Data to use -
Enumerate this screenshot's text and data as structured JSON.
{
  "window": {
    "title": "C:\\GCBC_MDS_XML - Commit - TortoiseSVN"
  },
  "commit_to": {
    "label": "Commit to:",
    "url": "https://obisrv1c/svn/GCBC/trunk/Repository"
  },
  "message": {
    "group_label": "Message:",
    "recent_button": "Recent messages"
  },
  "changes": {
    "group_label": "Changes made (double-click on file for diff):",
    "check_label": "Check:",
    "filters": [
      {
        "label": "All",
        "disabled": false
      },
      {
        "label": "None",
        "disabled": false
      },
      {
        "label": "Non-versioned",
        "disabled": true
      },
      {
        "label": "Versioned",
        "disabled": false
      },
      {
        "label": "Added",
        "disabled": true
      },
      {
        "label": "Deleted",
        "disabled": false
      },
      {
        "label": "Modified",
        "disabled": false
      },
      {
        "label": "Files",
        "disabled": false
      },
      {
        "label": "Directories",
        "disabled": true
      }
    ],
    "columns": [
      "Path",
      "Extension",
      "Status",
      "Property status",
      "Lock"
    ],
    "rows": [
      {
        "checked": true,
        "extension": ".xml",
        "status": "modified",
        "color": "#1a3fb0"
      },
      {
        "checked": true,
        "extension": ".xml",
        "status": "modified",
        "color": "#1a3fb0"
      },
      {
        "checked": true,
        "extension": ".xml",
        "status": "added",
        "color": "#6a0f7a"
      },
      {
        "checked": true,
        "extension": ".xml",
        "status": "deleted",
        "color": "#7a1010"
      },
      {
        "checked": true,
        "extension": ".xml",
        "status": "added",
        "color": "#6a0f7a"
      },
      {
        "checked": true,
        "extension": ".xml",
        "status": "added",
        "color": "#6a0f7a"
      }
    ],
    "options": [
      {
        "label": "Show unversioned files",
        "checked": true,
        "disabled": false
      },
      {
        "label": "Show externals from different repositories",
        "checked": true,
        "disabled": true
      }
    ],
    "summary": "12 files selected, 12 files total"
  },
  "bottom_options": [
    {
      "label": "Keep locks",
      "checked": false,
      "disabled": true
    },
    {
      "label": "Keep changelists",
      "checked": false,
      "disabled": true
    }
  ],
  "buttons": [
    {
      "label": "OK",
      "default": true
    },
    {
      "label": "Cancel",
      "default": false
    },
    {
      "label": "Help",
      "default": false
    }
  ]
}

Exercise description - Pick out all the lines with the word "Keep" in them and copy them.

Result of the task -
      "label": "Keep locks",
      "label": "Keep changelists",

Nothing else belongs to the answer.